>> start Listing
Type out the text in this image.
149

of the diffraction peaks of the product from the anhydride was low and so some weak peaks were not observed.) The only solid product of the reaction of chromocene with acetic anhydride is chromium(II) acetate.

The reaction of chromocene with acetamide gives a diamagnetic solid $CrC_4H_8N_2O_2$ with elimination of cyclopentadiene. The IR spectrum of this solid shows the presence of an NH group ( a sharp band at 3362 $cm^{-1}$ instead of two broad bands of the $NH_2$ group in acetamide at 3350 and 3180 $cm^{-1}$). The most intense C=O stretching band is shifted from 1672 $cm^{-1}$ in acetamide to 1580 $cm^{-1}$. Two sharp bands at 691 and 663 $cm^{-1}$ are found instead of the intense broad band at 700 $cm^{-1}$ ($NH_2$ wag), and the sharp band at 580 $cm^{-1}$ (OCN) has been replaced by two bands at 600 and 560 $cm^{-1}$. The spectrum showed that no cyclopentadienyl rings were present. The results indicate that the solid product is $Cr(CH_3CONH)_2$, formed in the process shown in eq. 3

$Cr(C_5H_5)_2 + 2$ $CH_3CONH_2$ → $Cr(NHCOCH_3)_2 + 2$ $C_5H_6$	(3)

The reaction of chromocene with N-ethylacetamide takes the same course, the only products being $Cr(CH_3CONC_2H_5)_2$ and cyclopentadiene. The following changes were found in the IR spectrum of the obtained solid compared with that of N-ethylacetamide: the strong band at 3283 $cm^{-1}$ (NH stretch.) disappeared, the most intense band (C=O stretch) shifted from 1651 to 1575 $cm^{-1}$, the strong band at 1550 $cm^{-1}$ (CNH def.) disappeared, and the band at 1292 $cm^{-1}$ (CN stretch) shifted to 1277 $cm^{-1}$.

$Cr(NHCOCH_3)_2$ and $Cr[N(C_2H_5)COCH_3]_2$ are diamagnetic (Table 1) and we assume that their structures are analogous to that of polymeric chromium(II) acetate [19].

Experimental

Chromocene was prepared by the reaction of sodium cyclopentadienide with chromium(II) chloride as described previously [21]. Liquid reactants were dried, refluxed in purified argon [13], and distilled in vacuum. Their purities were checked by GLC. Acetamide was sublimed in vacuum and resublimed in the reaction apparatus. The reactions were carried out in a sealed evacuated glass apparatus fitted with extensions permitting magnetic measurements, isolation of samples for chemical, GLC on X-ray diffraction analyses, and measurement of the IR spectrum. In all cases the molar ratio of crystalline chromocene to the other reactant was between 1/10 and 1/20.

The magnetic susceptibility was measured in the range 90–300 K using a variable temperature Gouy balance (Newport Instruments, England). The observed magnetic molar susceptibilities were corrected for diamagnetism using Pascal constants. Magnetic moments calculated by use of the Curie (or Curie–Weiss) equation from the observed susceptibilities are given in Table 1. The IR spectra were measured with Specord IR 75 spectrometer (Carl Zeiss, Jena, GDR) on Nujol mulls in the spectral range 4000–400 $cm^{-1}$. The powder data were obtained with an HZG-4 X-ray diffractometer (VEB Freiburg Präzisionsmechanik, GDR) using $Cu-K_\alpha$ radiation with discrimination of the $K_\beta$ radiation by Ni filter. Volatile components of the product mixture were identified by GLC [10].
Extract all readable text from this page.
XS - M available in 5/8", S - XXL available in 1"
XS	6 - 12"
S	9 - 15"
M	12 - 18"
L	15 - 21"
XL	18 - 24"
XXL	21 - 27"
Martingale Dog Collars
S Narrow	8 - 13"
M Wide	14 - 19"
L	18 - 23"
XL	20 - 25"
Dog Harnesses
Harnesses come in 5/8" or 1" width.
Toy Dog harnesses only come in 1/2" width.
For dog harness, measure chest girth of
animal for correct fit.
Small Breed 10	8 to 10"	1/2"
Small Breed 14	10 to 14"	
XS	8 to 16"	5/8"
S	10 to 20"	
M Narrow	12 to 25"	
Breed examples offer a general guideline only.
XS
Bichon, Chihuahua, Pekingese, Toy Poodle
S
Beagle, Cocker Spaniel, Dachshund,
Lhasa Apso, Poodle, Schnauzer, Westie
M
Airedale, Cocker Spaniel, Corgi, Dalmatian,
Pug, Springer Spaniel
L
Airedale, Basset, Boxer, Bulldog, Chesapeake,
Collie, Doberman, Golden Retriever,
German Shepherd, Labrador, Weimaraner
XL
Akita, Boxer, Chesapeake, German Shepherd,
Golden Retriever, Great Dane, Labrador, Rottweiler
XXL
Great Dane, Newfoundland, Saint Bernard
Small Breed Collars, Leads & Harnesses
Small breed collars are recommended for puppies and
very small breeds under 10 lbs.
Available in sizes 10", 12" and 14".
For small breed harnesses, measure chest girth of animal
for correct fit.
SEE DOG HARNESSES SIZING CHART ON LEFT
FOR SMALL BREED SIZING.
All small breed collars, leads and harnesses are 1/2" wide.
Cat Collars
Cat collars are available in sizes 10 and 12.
>> end Listing
Copy all of the data. Keep every word exactly as it is.

## Solved exercise:
Type out the text in this image.
149

of the diffraction peaks of the product from the anhydride was low and so some weak peaks were not observed.) The only solid product of the reaction of chromocene with acetic anhydride is chromium(II) acetate.

The reaction of chromocene with acetamide gives a diamagnetic solid $CrC_4H_8N_2O_2$ with elimination of cyclopentadiene. The IR spectrum of this solid shows the presence of an NH group ( a sharp band at 3362 $cm^{-1}$ instead of two broad bands of the $NH_2$ group in acetamide at 3350 and 3180 $cm^{-1}$). The most intense C=O stretching band is shifted from 1672 $cm^{-1}$ in acetamide to 1580 $cm^{-1}$. Two sharp bands at 691 and 663 $cm^{-1}$ are found instead of the intense broad band at 700 $cm^{-1}$ ($NH_2$ wag), and the sharp band at 580 $cm^{-1}$ (OCN) has been replaced by two bands at 600 and 560 $cm^{-1}$. The spectrum showed that no cyclopentadienyl rings were present. The results indicate that the solid product is $Cr(CH_3CONH)_2$, formed in the process shown in eq. 3

$Cr(C_5H_5)_2 + 2$ $CH_3CONH_2$ → $Cr(NHCOCH_3)_2 + 2$ $C_5H_6$	(3)

The reaction of chromocene with N-ethylacetamide takes the same course, the only products being $Cr(CH_3CONC_2H_5)_2$ and cyclopentadiene. The following changes were found in the IR spectrum of the obtained solid compared with that of N-ethylacetamide: the strong band at 3283 $cm^{-1}$ (NH stretch.) disappeared, the most intense band (C=O stretch) shifted from 1651 to 1575 $cm^{-1}$, the strong band at 1550 $cm^{-1}$ (CNH def.) disappeared, and the band at 1292 $cm^{-1}$ (CN stretch) shifted to 1277 $cm^{-1}$.

$Cr(NHCOCH_3)_2$ and $Cr[N(C_2H_5)COCH_3]_2$ are diamagnetic (Table 1) and we assume that their structures are analogous to that of polymeric chromium(II) acetate [19].

Experimental

Chromocene was prepared by the reaction of sodium cyclopentadienide with chromium(II) chloride as described previously [21]. Liquid reactants were dried, refluxed in purified argon [13], and distilled in vacuum. Their purities were checked by GLC. Acetamide was sublimed in vacuum and resublimed in the reaction apparatus. The reactions were carried out in a sealed evacuated glass apparatus fitted with extensions permitting magnetic measurements, isolation of samples for chemical, GLC on X-ray diffraction analyses, and measurement of the IR spectrum. In all cases the molar ratio of crystalline chromocene to the other reactant was between 1/10 and 1/20.

The magnetic susceptibility was measured in the range 90–300 K using a variable temperature Gouy balance (Newport Instruments, England). The observed magnetic molar susceptibilities were corrected for diamagnetism using Pascal constants. Magnetic moments calculated by use of the Curie (or Curie–Weiss) equation from the observed susceptibilities are given in Table 1. The IR spectra were measured with Specord IR 75 spectrometer (Carl Zeiss, Jena, GDR) on Nujol mulls in the spectral range 4000–400 $cm^{-1}$. The powder data were obtained with an HZG-4 X-ray diffractometer (VEB Freiburg Präzisionsmechanik, GDR) using $Cu-K_\alpha$ radiation with discrimination of the $K_\beta$ radiation by Ni filter. Volatile components of the product mixture were identified by GLC [10].
Extract all readable text from this page.
XS - M available in 5/8", S - XXL available in 1"
XS	6 - 12"
S	9 - 15"
M	12 - 18"
L	15 - 21"
XL	18 - 24"
XXL	21 - 27"
Martingale Dog Collars
S Narrow	8 - 13"
M Wide	14 - 19"
L	18 - 23"
XL	20 - 25"
Dog Harnesses
Harnesses come in 5/8" or 1" width.
Toy Dog harnesses only come in 1/2" width.
For dog harness, measure chest girth of
animal for correct fit.
Small Breed 10	8 to 10"	1/2"
Small Breed 14	10 to 14"	
XS	8 to 16"	5/8"
S	10 to 20"	
M Narrow	12 to 25"	
Breed examples offer a general guideline only.
XS
Bichon, Chihuahua, Pekingese, Toy Poodle
S
Beagle, Cocker Spaniel, Dachshund,
Lhasa Apso, Poodle, Schnauzer, Westie
M
Airedale, Cocker Spaniel, Corgi, Dalmatian,
Pug, Springer Spaniel
L
Airedale, Basset, Boxer, Bulldog, Chesapeake,
Collie, Doberman, Golden Retriever,
German Shepherd, Labrador, Weimaraner
XL
Akita, Boxer, Chesapeake, German Shepherd,
Golden Retriever, Great Dane, Labrador, Rottweiler
XXL
Great Dane, Newfoundland, Saint Bernard
Small Breed Collars, Leads & Harnesses
Small breed collars are recommended for puppies and
very small breeds under 10 lbs.
Available in sizes 10", 12" and 14".
For small breed harnesses, measure chest girth of animal
for correct fit.
SEE DOG HARNESSES SIZING CHART ON LEFT
FOR SMALL BREED SIZING.
All small breed collars, leads and harnesses are 1/2" wide.
Cat Collars
Cat collars are available in sizes 10 and 12.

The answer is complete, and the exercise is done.